### Directive
Go through the listing and copy each line with the string "JSON".

##### Data supplied #####

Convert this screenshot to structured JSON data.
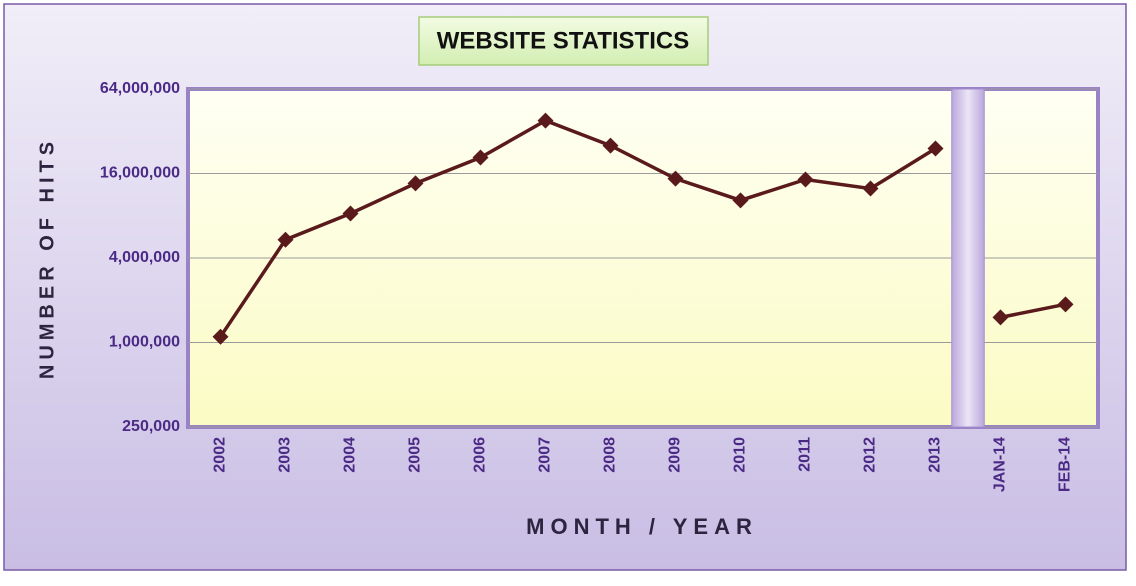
{
  "chart_data": {
    "type": "line",
    "title": "WEBSITE STATISTICS",
    "x_label": "MONTH / YEAR",
    "y_label": "NUMBER OF HITS",
    "categories": [
      "2002",
      "2003",
      "2004",
      "2005",
      "2006",
      "2007",
      "2008",
      "2009",
      "2010",
      "2011",
      "2012",
      "2013",
      null,
      "JAN-14",
      "FEB-14"
    ],
    "series": [
      {
        "name": "Hits",
        "color": "#5a1a1c",
        "values": [
          1100000,
          5400000,
          8300000,
          13600000,
          20800000,
          38100000,
          25300000,
          14700000,
          10300000,
          14500000,
          12500000,
          24100000,
          null,
          1510000,
          1870000
        ]
      }
    ],
    "log_scale": true,
    "ylim": [
      250000,
      64000000
    ],
    "yticks": [
      {
        "value": 250000,
        "label": "250,000"
      },
      {
        "value": 1000000,
        "label": "1,000,000"
      },
      {
        "value": 4000000,
        "label": "4,000,000"
      },
      {
        "value": 16000000,
        "label": "16,000,000"
      },
      {
        "value": 64000000,
        "label": "64,000,000"
      }
    ],
    "grid": true
  }
}
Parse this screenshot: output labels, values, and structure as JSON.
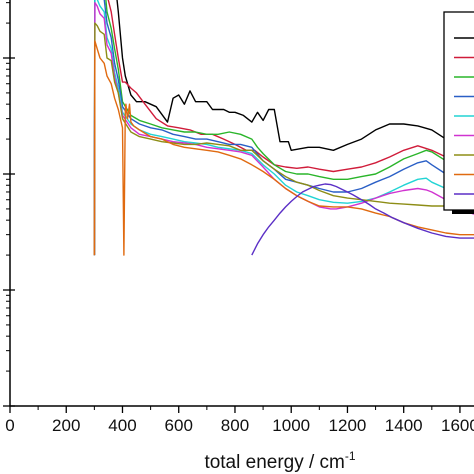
{
  "chart_data": {
    "type": "line",
    "title": "",
    "xlabel_main": "total energy / cm",
    "xlabel_sup": "-1",
    "ylabel": "",
    "xlim": [
      0,
      1650
    ],
    "x_ticks": [
      "0",
      "200",
      "400",
      "600",
      "800",
      "1000",
      "1200",
      "1400",
      "1600"
    ],
    "y_scale": "log",
    "y_decades": 4,
    "grid": false,
    "legend": {
      "placement": "top-right",
      "entries": 9
    },
    "series": [
      {
        "color": "#000000",
        "x": [
          300,
          302,
          310,
          320,
          335,
          345,
          360,
          372,
          385,
          400,
          410,
          430,
          450,
          480,
          520,
          560,
          580,
          600,
          620,
          640,
          660,
          700,
          720,
          760,
          780,
          800,
          830,
          860,
          880,
          900,
          920,
          940,
          960,
          990,
          1000,
          1060,
          1100,
          1150,
          1200,
          1250,
          1300,
          1350,
          1400,
          1450,
          1500,
          1550,
          1600,
          1650
        ],
        "y": [
          0.02,
          28,
          25,
          20,
          20,
          12,
          10,
          5,
          2.5,
          1.0,
          0.7,
          0.48,
          0.42,
          0.42,
          0.38,
          0.28,
          0.45,
          0.48,
          0.4,
          0.52,
          0.42,
          0.42,
          0.36,
          0.36,
          0.34,
          0.34,
          0.32,
          0.28,
          0.34,
          0.29,
          0.36,
          0.36,
          0.19,
          0.19,
          0.16,
          0.17,
          0.17,
          0.16,
          0.18,
          0.2,
          0.24,
          0.27,
          0.27,
          0.26,
          0.24,
          0.2,
          0.16,
          0.17
        ]
      },
      {
        "color": "#d01c3a",
        "x": [
          300,
          302,
          310,
          320,
          335,
          345,
          360,
          372,
          385,
          400,
          410,
          430,
          450,
          480,
          520,
          560,
          600,
          640,
          680,
          720,
          760,
          800,
          840,
          870,
          900,
          940,
          980,
          1020,
          1060,
          1100,
          1150,
          1200,
          1250,
          1300,
          1350,
          1400,
          1450,
          1500,
          1550,
          1600,
          1650
        ],
        "y": [
          0.02,
          10,
          9,
          7,
          6,
          3.5,
          2.5,
          1.6,
          1.0,
          0.62,
          0.62,
          0.55,
          0.5,
          0.4,
          0.3,
          0.26,
          0.25,
          0.24,
          0.22,
          0.22,
          0.2,
          0.18,
          0.16,
          0.16,
          0.14,
          0.12,
          0.115,
          0.112,
          0.115,
          0.11,
          0.105,
          0.11,
          0.115,
          0.125,
          0.14,
          0.16,
          0.175,
          0.16,
          0.14,
          0.12,
          0.11
        ]
      },
      {
        "color": "#2ab52a",
        "x": [
          300,
          302,
          310,
          320,
          335,
          345,
          360,
          372,
          385,
          400,
          430,
          460,
          500,
          540,
          580,
          620,
          660,
          700,
          740,
          780,
          820,
          860,
          880,
          900,
          940,
          980,
          1020,
          1060,
          1100,
          1150,
          1200,
          1250,
          1300,
          1350,
          1400,
          1450,
          1480,
          1500,
          1550,
          1600,
          1650
        ],
        "y": [
          0.02,
          8,
          7,
          5.5,
          4.5,
          2.5,
          1.8,
          1.2,
          0.8,
          0.42,
          0.32,
          0.29,
          0.27,
          0.25,
          0.24,
          0.23,
          0.23,
          0.22,
          0.22,
          0.23,
          0.22,
          0.2,
          0.17,
          0.15,
          0.12,
          0.105,
          0.1,
          0.1,
          0.095,
          0.09,
          0.09,
          0.095,
          0.1,
          0.115,
          0.135,
          0.15,
          0.16,
          0.155,
          0.13,
          0.1,
          0.09
        ]
      },
      {
        "color": "#2a5fc6",
        "x": [
          300,
          302,
          310,
          320,
          335,
          345,
          360,
          372,
          385,
          400,
          430,
          460,
          500,
          540,
          580,
          620,
          660,
          700,
          740,
          780,
          820,
          860,
          900,
          940,
          980,
          1020,
          1060,
          1100,
          1150,
          1200,
          1250,
          1300,
          1350,
          1400,
          1450,
          1480,
          1500,
          1550,
          1600,
          1650
        ],
        "y": [
          0.02,
          5,
          4.5,
          3.5,
          3.2,
          2.0,
          1.5,
          0.9,
          0.65,
          0.38,
          0.3,
          0.27,
          0.25,
          0.24,
          0.22,
          0.21,
          0.2,
          0.2,
          0.19,
          0.18,
          0.18,
          0.17,
          0.13,
          0.11,
          0.09,
          0.085,
          0.08,
          0.075,
          0.07,
          0.07,
          0.075,
          0.085,
          0.095,
          0.11,
          0.125,
          0.13,
          0.12,
          0.1,
          0.08,
          0.07
        ]
      },
      {
        "color": "#22d4d4",
        "x": [
          300,
          302,
          310,
          320,
          335,
          345,
          360,
          372,
          385,
          400,
          430,
          460,
          500,
          540,
          580,
          620,
          660,
          700,
          740,
          780,
          820,
          860,
          900,
          940,
          980,
          1020,
          1060,
          1100,
          1150,
          1200,
          1250,
          1300,
          1350,
          1400,
          1450,
          1480,
          1500,
          1550,
          1600,
          1650
        ],
        "y": [
          0.02,
          3.5,
          3.2,
          2.8,
          2.5,
          1.5,
          1.2,
          0.75,
          0.55,
          0.34,
          0.27,
          0.24,
          0.22,
          0.21,
          0.2,
          0.19,
          0.185,
          0.18,
          0.17,
          0.165,
          0.16,
          0.15,
          0.12,
          0.1,
          0.08,
          0.07,
          0.065,
          0.06,
          0.057,
          0.056,
          0.058,
          0.062,
          0.07,
          0.08,
          0.09,
          0.092,
          0.085,
          0.075,
          0.065,
          0.06
        ]
      },
      {
        "color": "#d033d0",
        "x": [
          300,
          302,
          310,
          320,
          335,
          345,
          360,
          372,
          385,
          400,
          430,
          460,
          500,
          540,
          580,
          620,
          660,
          700,
          740,
          780,
          820,
          860,
          900,
          940,
          980,
          1020,
          1060,
          1100,
          1140,
          1160,
          1200,
          1250,
          1300,
          1350,
          1400,
          1450,
          1480,
          1500,
          1550,
          1600,
          1650
        ],
        "y": [
          0.02,
          3,
          2.8,
          2.4,
          2.2,
          1.3,
          1.1,
          0.68,
          0.5,
          0.32,
          0.25,
          0.22,
          0.21,
          0.2,
          0.19,
          0.185,
          0.18,
          0.17,
          0.165,
          0.16,
          0.155,
          0.145,
          0.115,
          0.09,
          0.075,
          0.065,
          0.058,
          0.052,
          0.05,
          0.05,
          0.052,
          0.056,
          0.062,
          0.068,
          0.072,
          0.075,
          0.073,
          0.07,
          0.06,
          0.05,
          0.045
        ]
      },
      {
        "color": "#8d8d16",
        "x": [
          300,
          302,
          310,
          320,
          335,
          345,
          360,
          372,
          385,
          400,
          430,
          460,
          500,
          540,
          580,
          620,
          660,
          700,
          740,
          780,
          820,
          860,
          900,
          940,
          980,
          1020,
          1060,
          1100,
          1150,
          1200,
          1250,
          1300,
          1350,
          1400,
          1450,
          1500,
          1550,
          1600,
          1650
        ],
        "y": [
          0.02,
          2,
          1.9,
          1.7,
          1.6,
          1.0,
          0.95,
          0.62,
          0.5,
          0.3,
          0.23,
          0.21,
          0.2,
          0.19,
          0.185,
          0.18,
          0.18,
          0.185,
          0.18,
          0.175,
          0.16,
          0.16,
          0.13,
          0.11,
          0.095,
          0.085,
          0.08,
          0.072,
          0.065,
          0.062,
          0.06,
          0.058,
          0.056,
          0.055,
          0.054,
          0.053,
          0.053,
          0.052,
          0.052
        ]
      },
      {
        "color": "#e06a10",
        "x": [
          300,
          302,
          310,
          320,
          335,
          345,
          360,
          372,
          385,
          400,
          405,
          410,
          412,
          418,
          425,
          430,
          440,
          460,
          500,
          540,
          580,
          620,
          660,
          700,
          740,
          780,
          820,
          860,
          900,
          940,
          980,
          1020,
          1060,
          1100,
          1150,
          1200,
          1250,
          1300,
          1350,
          1400,
          1450,
          1500,
          1550,
          1600,
          1650
        ],
        "y": [
          0.02,
          1.4,
          1.2,
          1.0,
          0.9,
          0.7,
          0.6,
          0.45,
          0.36,
          0.25,
          0.02,
          0.36,
          0.4,
          0.3,
          0.4,
          0.28,
          0.26,
          0.24,
          0.21,
          0.2,
          0.18,
          0.17,
          0.165,
          0.16,
          0.155,
          0.145,
          0.135,
          0.12,
          0.105,
          0.09,
          0.075,
          0.065,
          0.058,
          0.053,
          0.052,
          0.052,
          0.05,
          0.046,
          0.043,
          0.038,
          0.035,
          0.033,
          0.031,
          0.03,
          0.03
        ]
      },
      {
        "color": "#5b2fc6",
        "x": [
          860,
          880,
          900,
          920,
          940,
          960,
          980,
          1000,
          1020,
          1040,
          1060,
          1080,
          1100,
          1120,
          1140,
          1160,
          1180,
          1200,
          1220,
          1240,
          1260,
          1280,
          1300,
          1330,
          1360,
          1400,
          1450,
          1500,
          1550,
          1600,
          1650
        ],
        "y": [
          0.02,
          0.025,
          0.03,
          0.035,
          0.04,
          0.046,
          0.052,
          0.058,
          0.064,
          0.07,
          0.074,
          0.078,
          0.08,
          0.082,
          0.081,
          0.078,
          0.074,
          0.07,
          0.066,
          0.062,
          0.058,
          0.054,
          0.05,
          0.046,
          0.042,
          0.038,
          0.034,
          0.031,
          0.029,
          0.028,
          0.028
        ]
      }
    ]
  }
}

#####

### Answer below
Convert this screenshot to structured JSON data.
Parse this screenshot: output labels, values, and structure as JSON.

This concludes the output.